### SHORT PROBLEM
Could you print every record below exactly as it appears?

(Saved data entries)
++++++++

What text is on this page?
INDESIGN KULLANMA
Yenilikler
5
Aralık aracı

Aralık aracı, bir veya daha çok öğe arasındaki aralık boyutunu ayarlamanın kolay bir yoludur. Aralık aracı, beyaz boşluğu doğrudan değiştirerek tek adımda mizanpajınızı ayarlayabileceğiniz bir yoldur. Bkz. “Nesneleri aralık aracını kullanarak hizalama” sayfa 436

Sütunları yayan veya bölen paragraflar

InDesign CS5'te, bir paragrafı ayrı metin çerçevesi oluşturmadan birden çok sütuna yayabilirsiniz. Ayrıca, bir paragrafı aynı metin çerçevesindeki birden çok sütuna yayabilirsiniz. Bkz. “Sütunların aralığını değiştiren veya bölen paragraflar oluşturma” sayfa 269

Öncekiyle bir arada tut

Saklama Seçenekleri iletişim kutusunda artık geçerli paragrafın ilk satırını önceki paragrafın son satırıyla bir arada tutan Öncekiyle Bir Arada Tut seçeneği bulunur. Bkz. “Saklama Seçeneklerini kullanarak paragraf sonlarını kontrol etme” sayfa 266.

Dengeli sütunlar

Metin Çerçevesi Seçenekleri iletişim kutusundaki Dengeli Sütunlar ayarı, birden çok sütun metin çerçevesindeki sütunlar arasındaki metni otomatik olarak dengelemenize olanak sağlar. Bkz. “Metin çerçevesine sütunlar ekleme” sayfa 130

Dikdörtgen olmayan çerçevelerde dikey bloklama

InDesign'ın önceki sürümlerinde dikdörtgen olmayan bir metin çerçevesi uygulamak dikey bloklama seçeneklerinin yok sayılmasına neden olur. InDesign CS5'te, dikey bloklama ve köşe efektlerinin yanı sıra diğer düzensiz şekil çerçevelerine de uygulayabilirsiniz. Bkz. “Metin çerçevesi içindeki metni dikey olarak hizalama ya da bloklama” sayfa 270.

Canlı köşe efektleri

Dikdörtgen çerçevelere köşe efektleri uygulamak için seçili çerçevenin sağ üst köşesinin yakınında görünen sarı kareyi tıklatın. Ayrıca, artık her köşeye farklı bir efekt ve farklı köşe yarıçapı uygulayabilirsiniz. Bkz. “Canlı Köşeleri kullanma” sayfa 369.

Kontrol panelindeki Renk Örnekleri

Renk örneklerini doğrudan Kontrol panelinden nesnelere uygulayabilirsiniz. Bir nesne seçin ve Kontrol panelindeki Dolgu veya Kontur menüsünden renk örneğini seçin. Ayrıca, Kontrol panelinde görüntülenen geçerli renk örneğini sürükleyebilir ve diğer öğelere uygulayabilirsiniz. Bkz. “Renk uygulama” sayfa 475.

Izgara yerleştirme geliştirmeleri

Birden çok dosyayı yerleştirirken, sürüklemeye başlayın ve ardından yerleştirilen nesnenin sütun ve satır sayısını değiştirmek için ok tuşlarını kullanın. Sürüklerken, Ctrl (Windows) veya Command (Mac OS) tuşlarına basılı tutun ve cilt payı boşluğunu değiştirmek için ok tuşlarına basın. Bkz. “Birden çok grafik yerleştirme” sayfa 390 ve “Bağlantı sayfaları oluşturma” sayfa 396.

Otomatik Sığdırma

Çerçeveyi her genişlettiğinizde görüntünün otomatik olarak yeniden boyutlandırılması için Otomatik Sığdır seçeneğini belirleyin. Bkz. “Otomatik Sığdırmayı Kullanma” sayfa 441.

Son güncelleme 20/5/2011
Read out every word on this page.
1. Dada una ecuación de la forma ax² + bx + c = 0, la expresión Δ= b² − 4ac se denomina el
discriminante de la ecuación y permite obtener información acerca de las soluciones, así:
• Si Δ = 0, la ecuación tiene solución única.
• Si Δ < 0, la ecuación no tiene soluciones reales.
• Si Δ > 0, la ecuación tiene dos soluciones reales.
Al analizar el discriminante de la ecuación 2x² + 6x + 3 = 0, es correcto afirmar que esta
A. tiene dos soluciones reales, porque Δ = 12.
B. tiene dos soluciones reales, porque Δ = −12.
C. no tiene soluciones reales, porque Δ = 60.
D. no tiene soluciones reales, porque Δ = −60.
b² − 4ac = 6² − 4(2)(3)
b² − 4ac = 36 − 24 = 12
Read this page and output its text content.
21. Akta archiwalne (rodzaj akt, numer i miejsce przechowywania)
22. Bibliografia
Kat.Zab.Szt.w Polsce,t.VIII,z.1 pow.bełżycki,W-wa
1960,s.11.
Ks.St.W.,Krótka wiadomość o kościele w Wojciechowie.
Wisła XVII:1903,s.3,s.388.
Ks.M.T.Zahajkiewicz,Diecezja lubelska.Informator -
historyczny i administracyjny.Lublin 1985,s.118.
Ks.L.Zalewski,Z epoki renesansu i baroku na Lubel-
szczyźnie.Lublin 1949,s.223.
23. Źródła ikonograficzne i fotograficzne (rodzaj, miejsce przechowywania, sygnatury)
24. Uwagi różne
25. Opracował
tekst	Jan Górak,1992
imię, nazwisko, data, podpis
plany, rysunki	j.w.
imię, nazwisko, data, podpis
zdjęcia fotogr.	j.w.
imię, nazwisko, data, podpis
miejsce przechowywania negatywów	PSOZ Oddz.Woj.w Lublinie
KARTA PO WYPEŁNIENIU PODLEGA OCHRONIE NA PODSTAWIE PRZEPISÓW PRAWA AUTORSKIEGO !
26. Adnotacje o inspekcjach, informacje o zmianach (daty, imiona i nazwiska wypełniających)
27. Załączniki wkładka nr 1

++++++++

### EXERCISE RESPONSE
What text is on this page?
INDESIGN KULLANMA
Yenilikler
5
Aralık aracı

Aralık aracı, bir veya daha çok öğe arasındaki aralık boyutunu ayarlamanın kolay bir yoludur. Aralık aracı, beyaz boşluğu doğrudan değiştirerek tek adımda mizanpajınızı ayarlayabileceğiniz bir yoldur. Bkz. “Nesneleri aralık aracını kullanarak hizalama” sayfa 436

Sütunları yayan veya bölen paragraflar

InDesign CS5'te, bir paragrafı ayrı metin çerçevesi oluşturmadan birden çok sütuna yayabilirsiniz. Ayrıca, bir paragrafı aynı metin çerçevesindeki birden çok sütuna yayabilirsiniz. Bkz. “Sütunların aralığını değiştiren veya bölen paragraflar oluşturma” sayfa 269

Öncekiyle bir arada tut

Saklama Seçenekleri iletişim kutusunda artık geçerli paragrafın ilk satırını önceki paragrafın son satırıyla bir arada tutan Öncekiyle Bir Arada Tut seçeneği bulunur. Bkz. “Saklama Seçeneklerini kullanarak paragraf sonlarını kontrol etme” sayfa 266.

Dengeli sütunlar

Metin Çerçevesi Seçenekleri iletişim kutusundaki Dengeli Sütunlar ayarı, birden çok sütun metin çerçevesindeki sütunlar arasındaki metni otomatik olarak dengelemenize olanak sağlar. Bkz. “Metin çerçevesine sütunlar ekleme” sayfa 130

Dikdörtgen olmayan çerçevelerde dikey bloklama

InDesign'ın önceki sürümlerinde dikdörtgen olmayan bir metin çerçevesi uygulamak dikey bloklama seçeneklerinin yok sayılmasına neden olur. InDesign CS5'te, dikey bloklama ve köşe efektlerinin yanı sıra diğer düzensiz şekil çerçevelerine de uygulayabilirsiniz. Bkz. “Metin çerçevesi içindeki metni dikey olarak hizalama ya da bloklama” sayfa 270.

Canlı köşe efektleri

Dikdörtgen çerçevelere köşe efektleri uygulamak için seçili çerçevenin sağ üst köşesinin yakınında görünen sarı kareyi tıklatın. Ayrıca, artık her köşeye farklı bir efekt ve farklı köşe yarıçapı uygulayabilirsiniz. Bkz. “Canlı Köşeleri kullanma” sayfa 369.

Kontrol panelindeki Renk Örnekleri

Renk örneklerini doğrudan Kontrol panelinden nesnelere uygulayabilirsiniz. Bir nesne seçin ve Kontrol panelindeki Dolgu veya Kontur menüsünden renk örneğini seçin. Ayrıca, Kontrol panelinde görüntülenen geçerli renk örneğini sürükleyebilir ve diğer öğelere uygulayabilirsiniz. Bkz. “Renk uygulama” sayfa 475.

Izgara yerleştirme geliştirmeleri

Birden çok dosyayı yerleştirirken, sürüklemeye başlayın ve ardından yerleştirilen nesnenin sütun ve satır sayısını değiştirmek için ok tuşlarını kullanın. Sürüklerken, Ctrl (Windows) veya Command (Mac OS) tuşlarına basılı tutun ve cilt payı boşluğunu değiştirmek için ok tuşlarına basın. Bkz. “Birden çok grafik yerleştirme” sayfa 390 ve “Bağlantı sayfaları oluşturma” sayfa 396.

Otomatik Sığdırma

Çerçeveyi her genişlettiğinizde görüntünün otomatik olarak yeniden boyutlandırılması için Otomatik Sığdır seçeneğini belirleyin. Bkz. “Otomatik Sığdırmayı Kullanma” sayfa 441.

Son güncelleme 20/5/2011
Read out every word on this page.
1. Dada una ecuación de la forma ax² + bx + c = 0, la expresión Δ= b² − 4ac se denomina el
discriminante de la ecuación y permite obtener información acerca de las soluciones, así:
• Si Δ = 0, la ecuación tiene solución única.
• Si Δ < 0, la ecuación no tiene soluciones reales.
• Si Δ > 0, la ecuación tiene dos soluciones reales.
Al analizar el discriminante de la ecuación 2x² + 6x + 3 = 0, es correcto afirmar que esta
A. tiene dos soluciones reales, porque Δ = 12.
B. tiene dos soluciones reales, porque Δ = −12.
C. no tiene soluciones reales, porque Δ = 60.
D. no tiene soluciones reales, porque Δ = −60.
b² − 4ac = 6² − 4(2)(3)
b² − 4ac = 36 − 24 = 12
Read this page and output its text content.
21. Akta archiwalne (rodzaj akt, numer i miejsce przechowywania)
22. Bibliografia
Kat.Zab.Szt.w Polsce,t.VIII,z.1 pow.bełżycki,W-wa
1960,s.11.
Ks.St.W.,Krótka wiadomość o kościele w Wojciechowie.
Wisła XVII:1903,s.3,s.388.
Ks.M.T.Zahajkiewicz,Diecezja lubelska.Informator -
historyczny i administracyjny.Lublin 1985,s.118.
Ks.L.Zalewski,Z epoki renesansu i baroku na Lubel-
szczyźnie.Lublin 1949,s.223.
23. Źródła ikonograficzne i fotograficzne (rodzaj, miejsce przechowywania, sygnatury)
24. Uwagi różne
25. Opracował
tekst	Jan Górak,1992
imię, nazwisko, data, podpis
plany, rysunki	j.w.
imię, nazwisko, data, podpis
zdjęcia fotogr.	j.w.
imię, nazwisko, data, podpis
miejsce przechowywania negatywów	PSOZ Oddz.Woj.w Lublinie
KARTA PO WYPEŁNIENIU PODLEGA OCHRONIE NA PODSTAWIE PRZEPISÓW PRAWA AUTORSKIEGO !
26. Adnotacje o inspekcjach, informacje o zmianach (daty, imiona i nazwiska wypełniających)
27. Załączniki wkładka nr 1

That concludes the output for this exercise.